- **Stored dataset items**
--------------------------------

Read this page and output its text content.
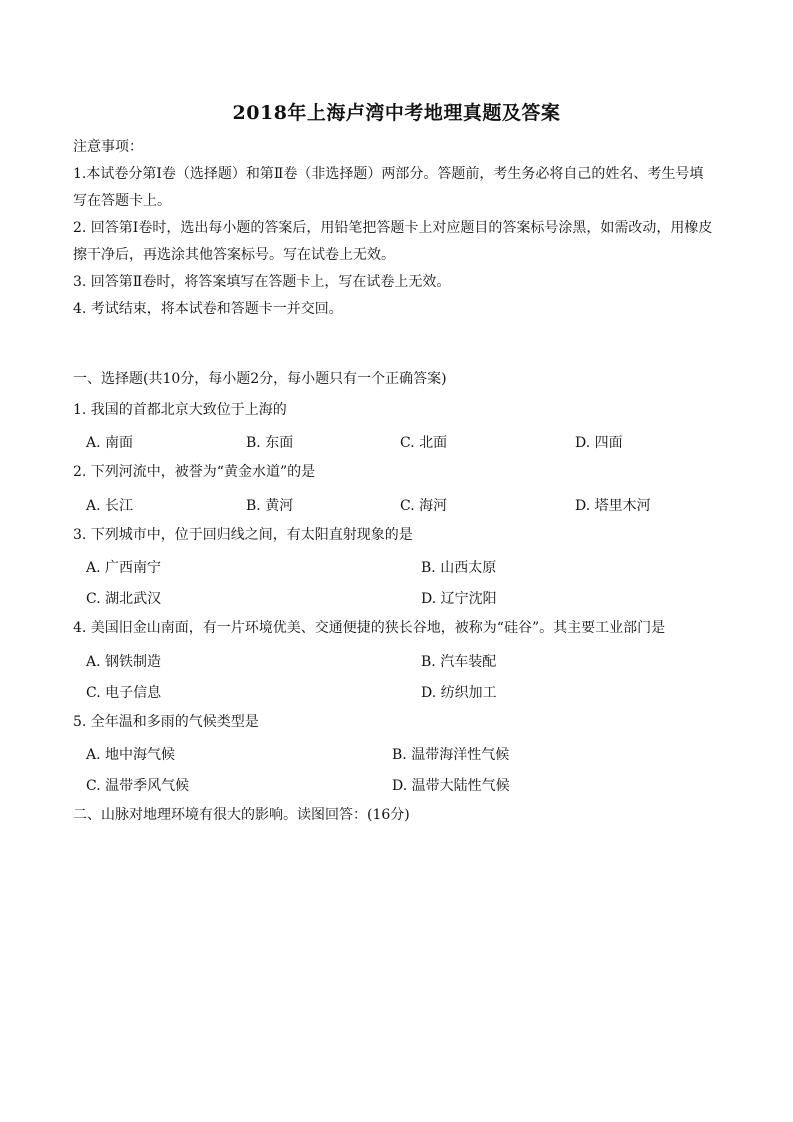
2018年上海卢湾中考地理真题及答案
注意事项：
1.本试卷分第Ⅰ卷（选择题）和第Ⅱ卷（非选择题）两部分。答题前，考生务必将自己的姓名、考生号填
写在答题卡上。
2. 回答第Ⅰ卷时，选出每小题的答案后，用铅笔把答题卡上对应题目的答案标号涂黑，如需改动，用橡皮
擦干净后，再选涂其他答案标号。写在试卷上无效。
3. 回答第Ⅱ卷时，将答案填写在答题卡上，写在试卷上无效。
4. 考试结束，将本试卷和答题卡一并交回。
一、选择题(共10分，每小题2分，每小题只有一个正确答案)
1. 我国的首都北京大致位于上海的
A. 南面	B. 东面	C. 北面	D. 四面
2. 下列河流中，被誉为“黄金水道”的是
A. 长江	B. 黄河	C. 海河	D. 塔里木河
3. 下列城市中，位于回归线之间，有太阳直射现象的是
A. 广西南宁	B. 山西太原
C. 湖北武汉	D. 辽宁沈阳
4. 美国旧金山南面，有一片环境优美、交通便捷的狭长谷地，被称为“硅谷”。其主要工业部门是
A. 钢铁制造	B. 汽车装配
C. 电子信息	D. 纺织加工
5. 全年温和多雨的气候类型是
A. 地中海气候	B. 温带海洋性气候
C. 温带季风气候	D. 温带大陆性气候
二、山脉对地理环境有很大的影响。读图回答：(16分)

--------------------------------

- **WHAT NEEDS TO BE DONE**
Copy the records exactly. Skip the pictures.

- **RESULT FOR THIS EXERCISE**
Read this page and output its text content.
2018年上海卢湾中考地理真题及答案
注意事项：
1.本试卷分第Ⅰ卷（选择题）和第Ⅱ卷（非选择题）两部分。答题前，考生务必将自己的姓名、考生号填
写在答题卡上。
2. 回答第Ⅰ卷时，选出每小题的答案后，用铅笔把答题卡上对应题目的答案标号涂黑，如需改动，用橡皮
擦干净后，再选涂其他答案标号。写在试卷上无效。
3. 回答第Ⅱ卷时，将答案填写在答题卡上，写在试卷上无效。
4. 考试结束，将本试卷和答题卡一并交回。
一、选择题(共10分，每小题2分，每小题只有一个正确答案)
1. 我国的首都北京大致位于上海的
A. 南面	B. 东面	C. 北面	D. 四面
2. 下列河流中，被誉为“黄金水道”的是
A. 长江	B. 黄河	C. 海河	D. 塔里木河
3. 下列城市中，位于回归线之间，有太阳直射现象的是
A. 广西南宁	B. 山西太原
C. 湖北武汉	D. 辽宁沈阳
4. 美国旧金山南面，有一片环境优美、交通便捷的狭长谷地，被称为“硅谷”。其主要工业部门是
A. 钢铁制造	B. 汽车装配
C. 电子信息	D. 纺织加工
5. 全年温和多雨的气候类型是
A. 地中海气候	B. 温带海洋性气候
C. 温带季风气候	D. 温带大陆性气候
二、山脉对地理环境有很大的影响。读图回答：(16分)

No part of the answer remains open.